(Figure contents as structured data)
####
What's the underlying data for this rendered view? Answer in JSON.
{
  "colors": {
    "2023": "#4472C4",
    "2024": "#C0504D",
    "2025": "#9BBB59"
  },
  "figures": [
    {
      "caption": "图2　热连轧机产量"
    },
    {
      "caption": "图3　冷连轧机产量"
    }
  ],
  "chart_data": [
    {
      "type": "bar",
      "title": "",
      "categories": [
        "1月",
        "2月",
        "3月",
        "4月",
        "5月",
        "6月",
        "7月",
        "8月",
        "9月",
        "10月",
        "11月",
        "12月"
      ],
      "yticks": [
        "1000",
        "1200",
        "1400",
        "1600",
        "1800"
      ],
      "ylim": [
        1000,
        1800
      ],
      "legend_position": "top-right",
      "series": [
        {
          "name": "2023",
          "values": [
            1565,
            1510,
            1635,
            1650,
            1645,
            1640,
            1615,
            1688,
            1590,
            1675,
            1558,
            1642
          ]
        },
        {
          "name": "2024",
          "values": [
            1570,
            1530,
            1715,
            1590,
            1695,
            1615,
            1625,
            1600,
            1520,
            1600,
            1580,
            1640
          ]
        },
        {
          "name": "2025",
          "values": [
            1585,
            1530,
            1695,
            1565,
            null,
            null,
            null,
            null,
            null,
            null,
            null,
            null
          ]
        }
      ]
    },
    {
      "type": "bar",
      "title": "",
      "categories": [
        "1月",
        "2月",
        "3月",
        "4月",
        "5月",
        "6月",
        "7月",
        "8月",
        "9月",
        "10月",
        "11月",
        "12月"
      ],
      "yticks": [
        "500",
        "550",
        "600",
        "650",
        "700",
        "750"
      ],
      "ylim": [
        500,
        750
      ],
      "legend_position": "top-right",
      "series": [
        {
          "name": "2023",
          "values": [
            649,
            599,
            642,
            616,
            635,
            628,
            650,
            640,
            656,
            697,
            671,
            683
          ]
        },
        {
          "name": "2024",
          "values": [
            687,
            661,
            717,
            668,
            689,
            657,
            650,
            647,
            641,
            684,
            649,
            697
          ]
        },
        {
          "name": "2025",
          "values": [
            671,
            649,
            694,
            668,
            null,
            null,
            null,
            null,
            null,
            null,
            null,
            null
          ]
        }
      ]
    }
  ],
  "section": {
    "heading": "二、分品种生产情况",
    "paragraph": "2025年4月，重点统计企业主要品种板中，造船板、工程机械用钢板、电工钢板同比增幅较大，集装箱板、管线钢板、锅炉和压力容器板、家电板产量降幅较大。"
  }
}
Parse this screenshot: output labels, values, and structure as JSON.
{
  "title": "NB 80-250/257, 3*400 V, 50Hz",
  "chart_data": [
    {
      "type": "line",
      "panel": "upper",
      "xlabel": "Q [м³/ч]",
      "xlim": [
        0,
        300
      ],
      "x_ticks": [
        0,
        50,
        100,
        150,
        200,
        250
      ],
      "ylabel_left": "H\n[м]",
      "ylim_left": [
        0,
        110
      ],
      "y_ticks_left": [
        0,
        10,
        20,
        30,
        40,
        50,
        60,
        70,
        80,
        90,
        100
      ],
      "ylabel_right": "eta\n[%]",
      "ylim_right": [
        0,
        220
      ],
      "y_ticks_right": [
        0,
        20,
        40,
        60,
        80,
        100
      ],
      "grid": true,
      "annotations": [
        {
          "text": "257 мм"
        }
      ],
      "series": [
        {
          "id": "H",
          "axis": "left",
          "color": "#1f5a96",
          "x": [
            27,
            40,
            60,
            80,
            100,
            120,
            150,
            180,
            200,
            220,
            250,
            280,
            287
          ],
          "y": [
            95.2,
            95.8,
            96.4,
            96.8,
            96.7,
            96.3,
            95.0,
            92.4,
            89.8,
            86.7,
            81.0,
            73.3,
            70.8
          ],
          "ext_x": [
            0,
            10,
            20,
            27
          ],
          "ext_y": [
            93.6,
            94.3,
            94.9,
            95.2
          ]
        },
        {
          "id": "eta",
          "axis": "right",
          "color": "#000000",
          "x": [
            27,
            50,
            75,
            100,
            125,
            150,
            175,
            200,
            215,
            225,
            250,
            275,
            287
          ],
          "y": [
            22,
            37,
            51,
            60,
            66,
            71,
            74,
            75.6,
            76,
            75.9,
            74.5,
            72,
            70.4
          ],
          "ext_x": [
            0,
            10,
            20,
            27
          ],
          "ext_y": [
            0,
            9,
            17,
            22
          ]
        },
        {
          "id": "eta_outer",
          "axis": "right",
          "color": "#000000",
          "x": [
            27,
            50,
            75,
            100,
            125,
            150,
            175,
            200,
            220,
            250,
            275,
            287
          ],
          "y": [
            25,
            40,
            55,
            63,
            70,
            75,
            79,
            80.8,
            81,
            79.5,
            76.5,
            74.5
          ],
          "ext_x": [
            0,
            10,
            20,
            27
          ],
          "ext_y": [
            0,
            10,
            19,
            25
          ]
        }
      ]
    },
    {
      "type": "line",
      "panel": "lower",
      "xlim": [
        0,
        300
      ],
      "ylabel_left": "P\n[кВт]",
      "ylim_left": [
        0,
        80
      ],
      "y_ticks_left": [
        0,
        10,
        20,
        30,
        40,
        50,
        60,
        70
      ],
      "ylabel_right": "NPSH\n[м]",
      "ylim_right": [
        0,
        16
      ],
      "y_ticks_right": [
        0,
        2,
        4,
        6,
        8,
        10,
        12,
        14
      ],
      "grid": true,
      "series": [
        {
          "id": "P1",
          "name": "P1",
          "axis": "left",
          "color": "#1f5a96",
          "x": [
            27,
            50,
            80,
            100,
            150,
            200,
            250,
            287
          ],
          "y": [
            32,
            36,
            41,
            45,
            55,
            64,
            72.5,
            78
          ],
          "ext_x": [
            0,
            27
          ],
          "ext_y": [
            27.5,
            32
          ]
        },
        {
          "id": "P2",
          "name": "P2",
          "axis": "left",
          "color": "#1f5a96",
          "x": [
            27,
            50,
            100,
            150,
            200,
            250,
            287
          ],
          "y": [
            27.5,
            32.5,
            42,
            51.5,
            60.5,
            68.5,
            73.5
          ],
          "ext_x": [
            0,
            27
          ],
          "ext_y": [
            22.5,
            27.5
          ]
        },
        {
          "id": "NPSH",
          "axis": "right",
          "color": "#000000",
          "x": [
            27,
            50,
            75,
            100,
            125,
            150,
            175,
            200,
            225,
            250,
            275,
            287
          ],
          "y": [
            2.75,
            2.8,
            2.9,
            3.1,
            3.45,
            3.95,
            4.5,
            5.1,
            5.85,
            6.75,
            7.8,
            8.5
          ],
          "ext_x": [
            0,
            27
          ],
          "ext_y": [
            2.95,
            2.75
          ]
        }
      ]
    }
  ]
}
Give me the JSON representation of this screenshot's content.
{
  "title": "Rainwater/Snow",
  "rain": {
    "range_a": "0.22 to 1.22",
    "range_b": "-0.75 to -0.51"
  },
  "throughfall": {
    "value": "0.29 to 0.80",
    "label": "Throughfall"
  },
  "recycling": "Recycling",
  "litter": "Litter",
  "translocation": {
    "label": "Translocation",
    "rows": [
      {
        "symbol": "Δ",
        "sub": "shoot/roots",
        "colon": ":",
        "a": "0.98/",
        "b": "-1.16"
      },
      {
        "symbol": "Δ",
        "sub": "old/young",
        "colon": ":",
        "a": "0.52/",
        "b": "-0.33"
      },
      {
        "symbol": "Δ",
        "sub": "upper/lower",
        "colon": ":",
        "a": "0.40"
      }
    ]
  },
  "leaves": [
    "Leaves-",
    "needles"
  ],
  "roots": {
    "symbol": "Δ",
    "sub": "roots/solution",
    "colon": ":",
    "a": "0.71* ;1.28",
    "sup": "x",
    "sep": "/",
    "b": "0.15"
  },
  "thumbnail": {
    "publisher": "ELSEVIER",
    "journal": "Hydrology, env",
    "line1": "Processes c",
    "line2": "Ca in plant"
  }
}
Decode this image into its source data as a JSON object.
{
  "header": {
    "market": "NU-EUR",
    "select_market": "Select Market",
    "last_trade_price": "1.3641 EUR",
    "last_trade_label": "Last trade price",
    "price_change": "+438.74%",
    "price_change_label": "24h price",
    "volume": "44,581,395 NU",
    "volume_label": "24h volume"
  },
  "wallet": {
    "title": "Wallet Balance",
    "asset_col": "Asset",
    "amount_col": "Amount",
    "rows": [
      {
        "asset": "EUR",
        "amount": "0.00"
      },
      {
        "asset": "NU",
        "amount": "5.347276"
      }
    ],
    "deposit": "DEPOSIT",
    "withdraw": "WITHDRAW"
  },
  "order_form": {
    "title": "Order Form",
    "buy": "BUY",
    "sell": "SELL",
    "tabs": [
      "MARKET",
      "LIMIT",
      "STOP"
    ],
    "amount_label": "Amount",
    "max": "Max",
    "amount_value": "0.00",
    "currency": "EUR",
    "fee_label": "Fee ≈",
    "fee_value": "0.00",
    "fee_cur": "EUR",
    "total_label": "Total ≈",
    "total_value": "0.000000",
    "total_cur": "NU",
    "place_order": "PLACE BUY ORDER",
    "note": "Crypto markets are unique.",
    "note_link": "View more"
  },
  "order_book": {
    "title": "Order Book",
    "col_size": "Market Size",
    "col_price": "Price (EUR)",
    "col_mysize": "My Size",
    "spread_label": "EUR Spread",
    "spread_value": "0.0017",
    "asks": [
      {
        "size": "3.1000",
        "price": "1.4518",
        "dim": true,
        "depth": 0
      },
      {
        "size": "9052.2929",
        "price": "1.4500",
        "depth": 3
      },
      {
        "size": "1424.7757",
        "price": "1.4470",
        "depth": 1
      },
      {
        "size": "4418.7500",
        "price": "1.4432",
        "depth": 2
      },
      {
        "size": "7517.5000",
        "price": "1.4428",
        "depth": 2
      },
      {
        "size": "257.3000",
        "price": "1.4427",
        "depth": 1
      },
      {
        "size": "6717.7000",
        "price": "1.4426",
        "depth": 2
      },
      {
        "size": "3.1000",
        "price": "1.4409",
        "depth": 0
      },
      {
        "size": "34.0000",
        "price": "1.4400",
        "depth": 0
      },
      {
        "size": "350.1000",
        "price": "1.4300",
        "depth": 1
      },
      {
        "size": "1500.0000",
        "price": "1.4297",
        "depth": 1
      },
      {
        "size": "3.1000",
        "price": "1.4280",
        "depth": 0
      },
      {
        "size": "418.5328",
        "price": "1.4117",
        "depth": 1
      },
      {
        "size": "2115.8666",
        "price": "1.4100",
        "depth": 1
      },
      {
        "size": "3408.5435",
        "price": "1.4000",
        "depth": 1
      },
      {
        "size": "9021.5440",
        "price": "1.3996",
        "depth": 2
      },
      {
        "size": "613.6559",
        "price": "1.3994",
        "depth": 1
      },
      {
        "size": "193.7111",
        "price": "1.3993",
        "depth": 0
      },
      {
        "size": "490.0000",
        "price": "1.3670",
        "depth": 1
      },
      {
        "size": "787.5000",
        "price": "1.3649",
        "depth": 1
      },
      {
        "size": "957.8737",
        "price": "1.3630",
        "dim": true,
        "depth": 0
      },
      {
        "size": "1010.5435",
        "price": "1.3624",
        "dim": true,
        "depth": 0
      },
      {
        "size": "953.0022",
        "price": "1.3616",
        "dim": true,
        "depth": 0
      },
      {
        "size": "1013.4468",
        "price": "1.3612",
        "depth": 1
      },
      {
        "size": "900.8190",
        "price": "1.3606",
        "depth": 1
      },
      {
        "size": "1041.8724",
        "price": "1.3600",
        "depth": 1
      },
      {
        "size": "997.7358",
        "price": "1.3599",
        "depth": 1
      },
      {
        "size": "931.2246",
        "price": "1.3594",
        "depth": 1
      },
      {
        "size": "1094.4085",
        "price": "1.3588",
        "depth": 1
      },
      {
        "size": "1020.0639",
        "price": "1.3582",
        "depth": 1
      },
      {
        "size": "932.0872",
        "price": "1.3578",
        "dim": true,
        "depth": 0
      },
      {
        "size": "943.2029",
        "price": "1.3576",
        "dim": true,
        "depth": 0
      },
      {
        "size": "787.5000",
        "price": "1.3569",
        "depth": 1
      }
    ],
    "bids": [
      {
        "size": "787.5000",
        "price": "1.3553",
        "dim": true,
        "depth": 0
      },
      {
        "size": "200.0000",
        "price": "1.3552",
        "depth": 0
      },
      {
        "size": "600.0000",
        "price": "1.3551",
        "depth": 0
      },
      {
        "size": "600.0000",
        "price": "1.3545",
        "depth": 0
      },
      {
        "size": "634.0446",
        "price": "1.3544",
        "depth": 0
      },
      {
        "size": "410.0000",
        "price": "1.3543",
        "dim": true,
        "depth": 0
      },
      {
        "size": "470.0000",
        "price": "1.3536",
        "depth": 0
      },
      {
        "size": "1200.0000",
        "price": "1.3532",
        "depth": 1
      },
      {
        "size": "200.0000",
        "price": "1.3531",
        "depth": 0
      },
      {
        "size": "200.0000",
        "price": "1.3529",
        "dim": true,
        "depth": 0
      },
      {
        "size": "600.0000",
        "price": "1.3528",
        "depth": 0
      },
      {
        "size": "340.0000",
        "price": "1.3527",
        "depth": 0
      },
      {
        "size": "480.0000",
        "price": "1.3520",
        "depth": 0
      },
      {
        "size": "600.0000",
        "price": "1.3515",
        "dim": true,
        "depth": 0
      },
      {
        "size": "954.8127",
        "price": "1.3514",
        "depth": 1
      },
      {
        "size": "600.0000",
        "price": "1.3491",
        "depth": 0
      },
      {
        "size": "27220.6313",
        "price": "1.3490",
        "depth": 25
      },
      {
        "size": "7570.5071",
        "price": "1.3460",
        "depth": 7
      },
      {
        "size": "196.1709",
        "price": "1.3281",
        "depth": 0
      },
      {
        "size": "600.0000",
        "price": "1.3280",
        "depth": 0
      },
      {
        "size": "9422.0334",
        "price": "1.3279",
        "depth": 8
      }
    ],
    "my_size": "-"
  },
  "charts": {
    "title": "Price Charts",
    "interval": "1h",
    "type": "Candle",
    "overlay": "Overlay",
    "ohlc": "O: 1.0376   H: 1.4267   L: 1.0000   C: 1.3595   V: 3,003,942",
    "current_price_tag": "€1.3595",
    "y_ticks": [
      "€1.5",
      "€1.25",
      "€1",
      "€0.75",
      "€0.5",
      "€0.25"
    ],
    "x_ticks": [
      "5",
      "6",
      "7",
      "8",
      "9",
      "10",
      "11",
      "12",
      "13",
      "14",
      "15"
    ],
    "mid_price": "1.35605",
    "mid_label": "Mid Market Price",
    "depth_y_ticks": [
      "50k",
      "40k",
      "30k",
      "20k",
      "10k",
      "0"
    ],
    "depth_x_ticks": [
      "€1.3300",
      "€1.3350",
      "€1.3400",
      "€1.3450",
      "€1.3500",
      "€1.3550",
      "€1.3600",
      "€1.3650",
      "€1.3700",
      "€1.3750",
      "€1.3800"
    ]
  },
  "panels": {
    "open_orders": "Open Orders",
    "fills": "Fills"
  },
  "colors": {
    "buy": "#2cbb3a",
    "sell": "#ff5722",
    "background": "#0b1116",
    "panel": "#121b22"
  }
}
####
*What this task involves*
Copy every line of the records above that contains "volume".

*Answer for this exercise*
    "volume": "44,581,395 NU",
    "volume_label": "24h volume"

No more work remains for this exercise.